# START OF Records to use
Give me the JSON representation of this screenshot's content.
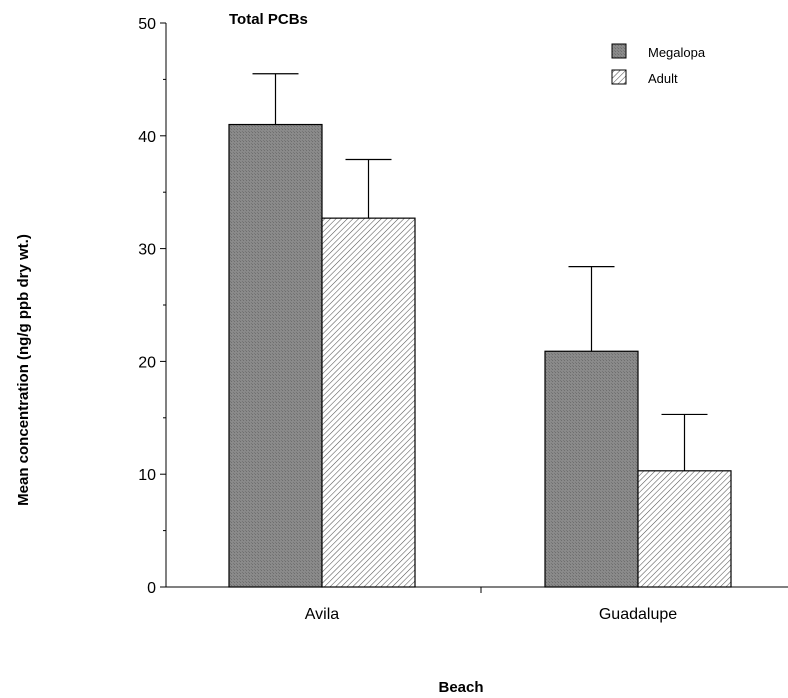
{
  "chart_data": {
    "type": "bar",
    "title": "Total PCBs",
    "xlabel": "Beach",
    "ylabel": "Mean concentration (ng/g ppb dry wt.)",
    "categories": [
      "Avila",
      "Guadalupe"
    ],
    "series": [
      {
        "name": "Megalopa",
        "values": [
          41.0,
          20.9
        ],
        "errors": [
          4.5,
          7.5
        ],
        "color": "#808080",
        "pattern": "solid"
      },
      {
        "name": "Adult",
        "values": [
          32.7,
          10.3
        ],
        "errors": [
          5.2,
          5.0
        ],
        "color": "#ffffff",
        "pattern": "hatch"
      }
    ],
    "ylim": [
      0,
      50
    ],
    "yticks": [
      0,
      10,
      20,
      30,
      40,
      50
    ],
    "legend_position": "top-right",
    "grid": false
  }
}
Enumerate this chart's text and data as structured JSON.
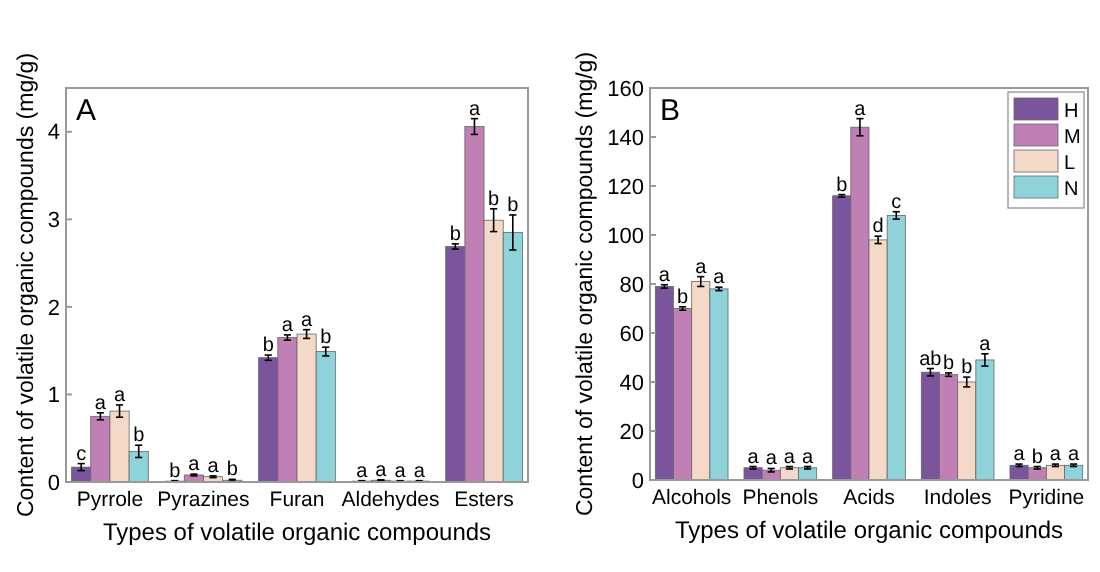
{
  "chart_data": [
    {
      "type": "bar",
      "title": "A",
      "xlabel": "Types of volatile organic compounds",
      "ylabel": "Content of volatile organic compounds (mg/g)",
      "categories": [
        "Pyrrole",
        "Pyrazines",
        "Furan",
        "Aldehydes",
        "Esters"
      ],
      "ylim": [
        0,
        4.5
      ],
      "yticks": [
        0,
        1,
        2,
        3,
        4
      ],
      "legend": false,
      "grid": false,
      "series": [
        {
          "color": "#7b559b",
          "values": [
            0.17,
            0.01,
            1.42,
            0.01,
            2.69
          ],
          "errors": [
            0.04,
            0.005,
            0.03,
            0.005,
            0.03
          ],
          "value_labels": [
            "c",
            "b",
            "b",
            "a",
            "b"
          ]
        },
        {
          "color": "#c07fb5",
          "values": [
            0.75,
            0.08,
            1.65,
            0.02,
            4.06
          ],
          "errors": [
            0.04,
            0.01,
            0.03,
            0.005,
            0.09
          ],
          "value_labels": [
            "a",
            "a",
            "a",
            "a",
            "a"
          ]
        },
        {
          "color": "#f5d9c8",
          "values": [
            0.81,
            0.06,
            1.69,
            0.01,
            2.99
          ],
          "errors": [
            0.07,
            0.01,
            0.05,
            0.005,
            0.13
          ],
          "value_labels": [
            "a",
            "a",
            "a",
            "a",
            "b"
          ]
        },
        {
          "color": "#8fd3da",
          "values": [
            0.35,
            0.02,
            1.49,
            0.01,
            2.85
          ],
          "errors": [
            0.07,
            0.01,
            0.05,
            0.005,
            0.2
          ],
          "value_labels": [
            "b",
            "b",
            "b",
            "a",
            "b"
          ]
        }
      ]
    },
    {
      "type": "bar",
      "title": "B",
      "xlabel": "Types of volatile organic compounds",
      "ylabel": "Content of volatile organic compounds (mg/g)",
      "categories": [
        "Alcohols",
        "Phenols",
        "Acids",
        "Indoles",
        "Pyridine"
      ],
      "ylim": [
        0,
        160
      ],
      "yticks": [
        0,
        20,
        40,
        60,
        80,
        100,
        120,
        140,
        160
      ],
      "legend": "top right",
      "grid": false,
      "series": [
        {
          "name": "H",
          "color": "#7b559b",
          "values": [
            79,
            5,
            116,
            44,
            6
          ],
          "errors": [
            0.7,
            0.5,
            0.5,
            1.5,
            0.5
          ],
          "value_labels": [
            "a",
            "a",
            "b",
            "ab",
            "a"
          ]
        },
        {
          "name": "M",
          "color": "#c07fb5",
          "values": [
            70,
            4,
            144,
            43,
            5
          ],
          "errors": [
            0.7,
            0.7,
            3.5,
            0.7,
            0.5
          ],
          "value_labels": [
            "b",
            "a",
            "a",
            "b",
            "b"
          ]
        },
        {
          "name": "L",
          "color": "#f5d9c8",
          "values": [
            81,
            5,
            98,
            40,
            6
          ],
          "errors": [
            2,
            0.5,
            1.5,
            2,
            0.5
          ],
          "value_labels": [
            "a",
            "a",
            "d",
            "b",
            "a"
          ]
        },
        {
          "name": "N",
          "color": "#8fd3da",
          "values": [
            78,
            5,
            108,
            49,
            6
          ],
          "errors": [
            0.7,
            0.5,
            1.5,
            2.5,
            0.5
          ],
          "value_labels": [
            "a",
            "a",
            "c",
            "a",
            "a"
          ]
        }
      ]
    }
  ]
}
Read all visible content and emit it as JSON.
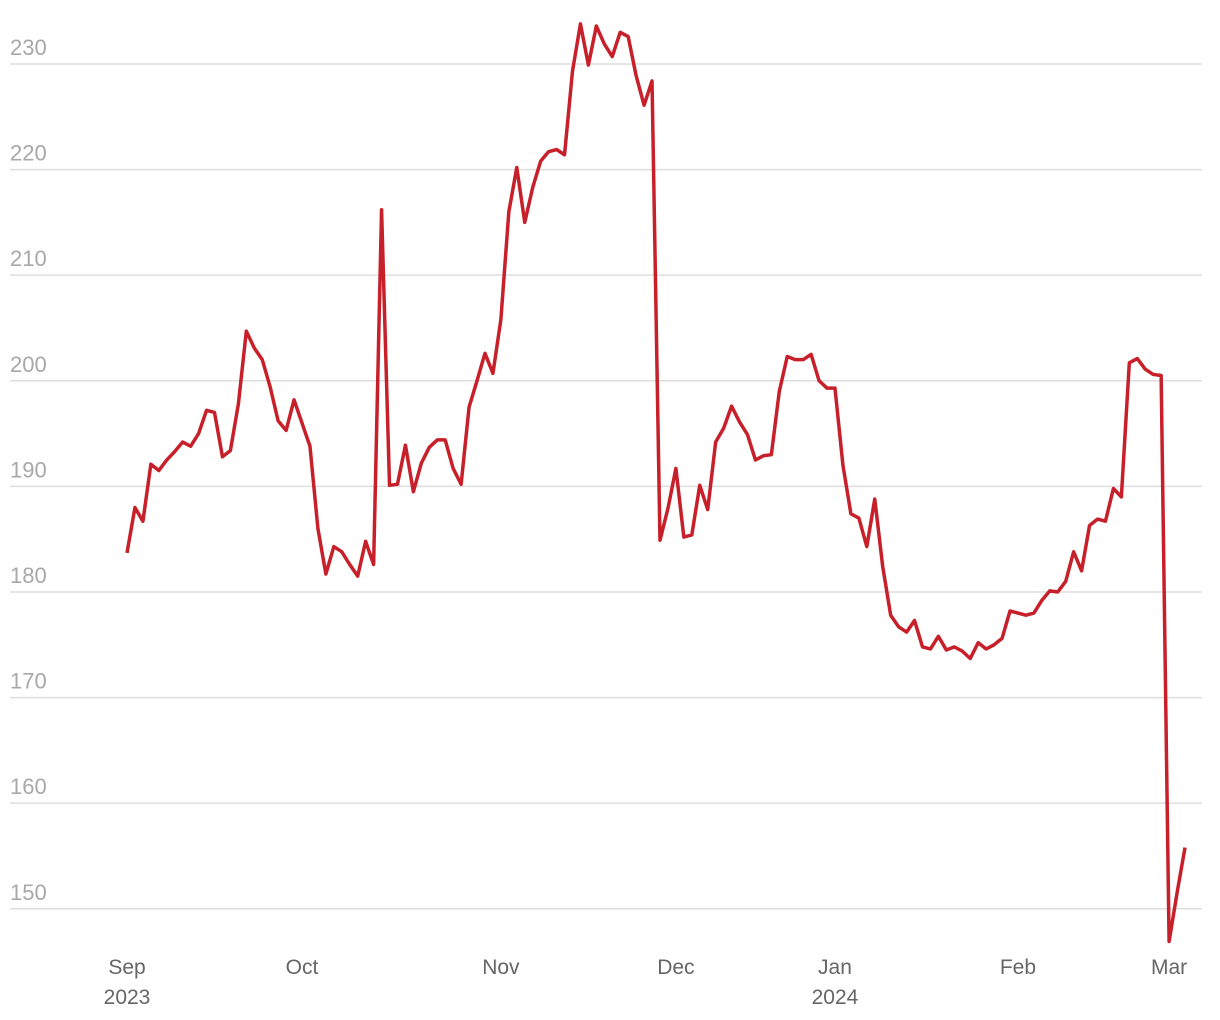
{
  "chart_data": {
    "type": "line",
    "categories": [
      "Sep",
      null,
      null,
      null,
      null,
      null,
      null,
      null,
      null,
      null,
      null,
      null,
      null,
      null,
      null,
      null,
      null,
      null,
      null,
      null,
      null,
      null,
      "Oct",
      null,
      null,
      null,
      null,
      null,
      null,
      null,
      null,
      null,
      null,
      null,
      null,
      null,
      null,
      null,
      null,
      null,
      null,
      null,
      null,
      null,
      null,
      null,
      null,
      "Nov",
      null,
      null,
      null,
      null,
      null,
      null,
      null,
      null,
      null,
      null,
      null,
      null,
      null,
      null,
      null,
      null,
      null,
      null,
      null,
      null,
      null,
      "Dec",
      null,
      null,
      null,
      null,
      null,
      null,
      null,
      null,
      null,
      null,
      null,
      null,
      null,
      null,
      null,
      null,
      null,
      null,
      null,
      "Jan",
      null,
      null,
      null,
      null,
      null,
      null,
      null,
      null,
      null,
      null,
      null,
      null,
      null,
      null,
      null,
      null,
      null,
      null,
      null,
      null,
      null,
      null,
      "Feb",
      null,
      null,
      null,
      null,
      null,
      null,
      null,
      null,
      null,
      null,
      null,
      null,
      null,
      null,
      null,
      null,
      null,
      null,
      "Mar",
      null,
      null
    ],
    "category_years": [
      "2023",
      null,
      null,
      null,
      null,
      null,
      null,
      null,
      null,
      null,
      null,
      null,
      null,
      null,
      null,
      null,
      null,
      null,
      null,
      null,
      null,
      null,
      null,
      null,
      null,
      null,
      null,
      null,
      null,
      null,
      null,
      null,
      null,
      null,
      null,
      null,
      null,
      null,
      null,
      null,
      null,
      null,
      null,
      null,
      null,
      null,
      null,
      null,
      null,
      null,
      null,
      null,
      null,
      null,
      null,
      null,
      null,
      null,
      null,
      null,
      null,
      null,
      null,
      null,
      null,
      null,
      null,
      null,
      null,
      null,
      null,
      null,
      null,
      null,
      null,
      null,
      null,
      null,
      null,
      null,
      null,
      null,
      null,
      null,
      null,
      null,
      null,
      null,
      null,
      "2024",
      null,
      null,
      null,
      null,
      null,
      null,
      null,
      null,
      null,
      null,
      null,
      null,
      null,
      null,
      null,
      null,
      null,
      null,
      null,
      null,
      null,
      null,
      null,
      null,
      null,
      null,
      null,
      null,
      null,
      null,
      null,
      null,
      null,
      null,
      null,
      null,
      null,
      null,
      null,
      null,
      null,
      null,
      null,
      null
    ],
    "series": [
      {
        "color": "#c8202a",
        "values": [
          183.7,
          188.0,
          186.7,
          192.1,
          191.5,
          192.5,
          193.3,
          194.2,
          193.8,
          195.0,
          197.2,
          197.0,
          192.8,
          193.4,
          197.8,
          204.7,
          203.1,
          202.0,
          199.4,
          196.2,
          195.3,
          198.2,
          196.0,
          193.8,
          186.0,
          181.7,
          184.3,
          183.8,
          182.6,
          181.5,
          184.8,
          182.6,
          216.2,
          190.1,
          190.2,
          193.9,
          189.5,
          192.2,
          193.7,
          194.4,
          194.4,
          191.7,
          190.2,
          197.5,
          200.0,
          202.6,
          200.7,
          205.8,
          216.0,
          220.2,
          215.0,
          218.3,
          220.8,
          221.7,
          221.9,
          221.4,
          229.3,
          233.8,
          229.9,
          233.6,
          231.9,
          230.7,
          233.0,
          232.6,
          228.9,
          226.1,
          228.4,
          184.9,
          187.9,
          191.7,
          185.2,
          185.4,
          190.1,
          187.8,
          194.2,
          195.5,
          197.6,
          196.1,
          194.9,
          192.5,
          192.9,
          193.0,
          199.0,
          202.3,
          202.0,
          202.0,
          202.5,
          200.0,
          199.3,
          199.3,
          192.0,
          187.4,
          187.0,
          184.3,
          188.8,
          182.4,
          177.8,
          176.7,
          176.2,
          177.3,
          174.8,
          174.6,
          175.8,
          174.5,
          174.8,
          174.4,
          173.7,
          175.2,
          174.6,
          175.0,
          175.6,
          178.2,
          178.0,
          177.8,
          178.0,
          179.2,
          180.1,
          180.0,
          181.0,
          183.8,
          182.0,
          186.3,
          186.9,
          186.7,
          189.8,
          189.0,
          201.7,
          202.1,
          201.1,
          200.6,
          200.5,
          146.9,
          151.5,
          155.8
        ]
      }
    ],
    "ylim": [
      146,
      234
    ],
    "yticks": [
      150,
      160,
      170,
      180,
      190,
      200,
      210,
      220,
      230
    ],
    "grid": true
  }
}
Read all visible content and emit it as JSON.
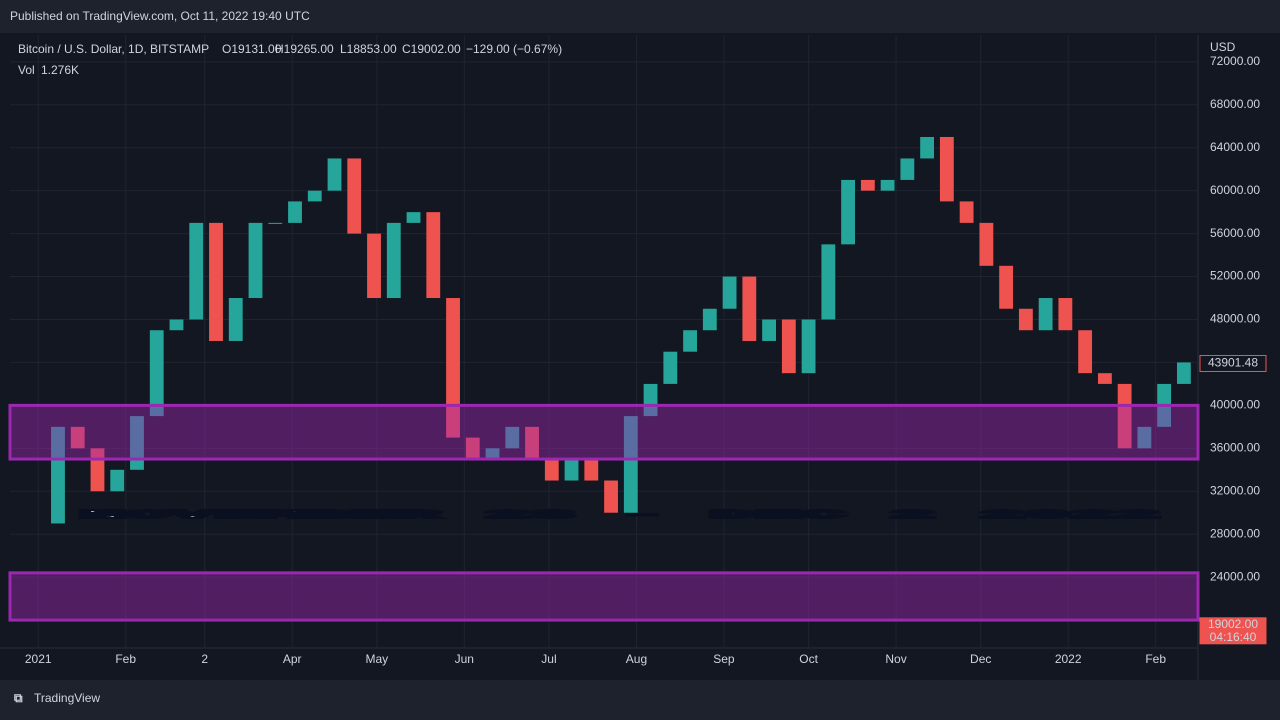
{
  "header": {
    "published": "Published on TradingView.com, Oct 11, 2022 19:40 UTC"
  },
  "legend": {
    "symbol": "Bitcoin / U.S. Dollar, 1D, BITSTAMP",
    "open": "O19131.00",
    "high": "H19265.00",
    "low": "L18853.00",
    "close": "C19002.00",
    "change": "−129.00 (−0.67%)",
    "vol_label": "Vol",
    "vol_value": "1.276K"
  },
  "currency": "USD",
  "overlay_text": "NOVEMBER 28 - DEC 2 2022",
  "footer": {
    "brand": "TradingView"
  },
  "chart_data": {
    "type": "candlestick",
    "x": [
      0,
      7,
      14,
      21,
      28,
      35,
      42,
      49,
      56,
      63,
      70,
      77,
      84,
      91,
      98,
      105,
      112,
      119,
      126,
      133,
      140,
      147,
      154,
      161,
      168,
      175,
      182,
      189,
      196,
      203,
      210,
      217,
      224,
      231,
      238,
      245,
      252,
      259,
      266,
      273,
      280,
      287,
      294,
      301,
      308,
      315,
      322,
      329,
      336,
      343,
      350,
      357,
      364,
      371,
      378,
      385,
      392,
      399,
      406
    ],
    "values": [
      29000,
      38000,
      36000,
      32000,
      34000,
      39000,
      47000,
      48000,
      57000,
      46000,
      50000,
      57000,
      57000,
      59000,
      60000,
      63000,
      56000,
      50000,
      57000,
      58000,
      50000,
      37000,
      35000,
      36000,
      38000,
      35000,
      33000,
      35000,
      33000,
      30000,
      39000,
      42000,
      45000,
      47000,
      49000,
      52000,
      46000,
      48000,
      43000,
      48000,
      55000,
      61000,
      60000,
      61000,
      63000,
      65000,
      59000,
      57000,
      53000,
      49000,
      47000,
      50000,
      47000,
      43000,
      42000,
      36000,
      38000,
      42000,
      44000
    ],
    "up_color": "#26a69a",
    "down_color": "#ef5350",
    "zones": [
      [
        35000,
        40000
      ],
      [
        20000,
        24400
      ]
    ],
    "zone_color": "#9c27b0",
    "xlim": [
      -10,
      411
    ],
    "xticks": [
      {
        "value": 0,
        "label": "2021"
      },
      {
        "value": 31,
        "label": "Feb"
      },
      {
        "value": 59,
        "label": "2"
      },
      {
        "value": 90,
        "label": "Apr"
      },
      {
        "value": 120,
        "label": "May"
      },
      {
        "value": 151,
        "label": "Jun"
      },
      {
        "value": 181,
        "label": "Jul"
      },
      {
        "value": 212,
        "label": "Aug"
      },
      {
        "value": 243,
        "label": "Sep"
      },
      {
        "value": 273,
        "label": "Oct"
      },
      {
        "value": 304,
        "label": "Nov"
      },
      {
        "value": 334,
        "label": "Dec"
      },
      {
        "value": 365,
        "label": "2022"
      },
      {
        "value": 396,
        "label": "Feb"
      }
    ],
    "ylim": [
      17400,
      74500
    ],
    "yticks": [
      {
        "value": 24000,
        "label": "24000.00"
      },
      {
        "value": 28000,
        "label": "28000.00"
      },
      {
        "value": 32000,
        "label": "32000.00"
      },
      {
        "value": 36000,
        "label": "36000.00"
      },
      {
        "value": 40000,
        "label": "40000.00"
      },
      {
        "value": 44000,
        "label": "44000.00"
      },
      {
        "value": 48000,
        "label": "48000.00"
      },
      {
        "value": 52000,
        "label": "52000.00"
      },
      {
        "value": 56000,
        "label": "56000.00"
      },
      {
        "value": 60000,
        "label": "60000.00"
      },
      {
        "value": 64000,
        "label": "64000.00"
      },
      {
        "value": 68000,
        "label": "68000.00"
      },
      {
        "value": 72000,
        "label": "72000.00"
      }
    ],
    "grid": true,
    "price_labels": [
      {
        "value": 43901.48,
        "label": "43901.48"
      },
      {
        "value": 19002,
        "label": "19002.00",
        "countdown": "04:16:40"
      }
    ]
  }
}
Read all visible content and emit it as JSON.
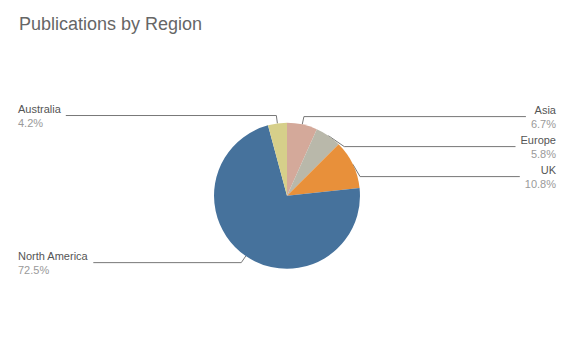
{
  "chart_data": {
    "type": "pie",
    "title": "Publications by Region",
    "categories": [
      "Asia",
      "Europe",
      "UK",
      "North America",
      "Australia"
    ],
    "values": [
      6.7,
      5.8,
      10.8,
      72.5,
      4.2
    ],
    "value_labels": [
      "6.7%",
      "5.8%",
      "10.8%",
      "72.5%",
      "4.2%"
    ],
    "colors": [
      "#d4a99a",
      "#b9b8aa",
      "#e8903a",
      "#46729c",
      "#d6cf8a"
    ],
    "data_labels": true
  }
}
# END OF Records to use
Lines from the records above that hold "right" are the ones to list.

**Expected answer:**
    "legend_position": "top-right",
      "legend": "top right",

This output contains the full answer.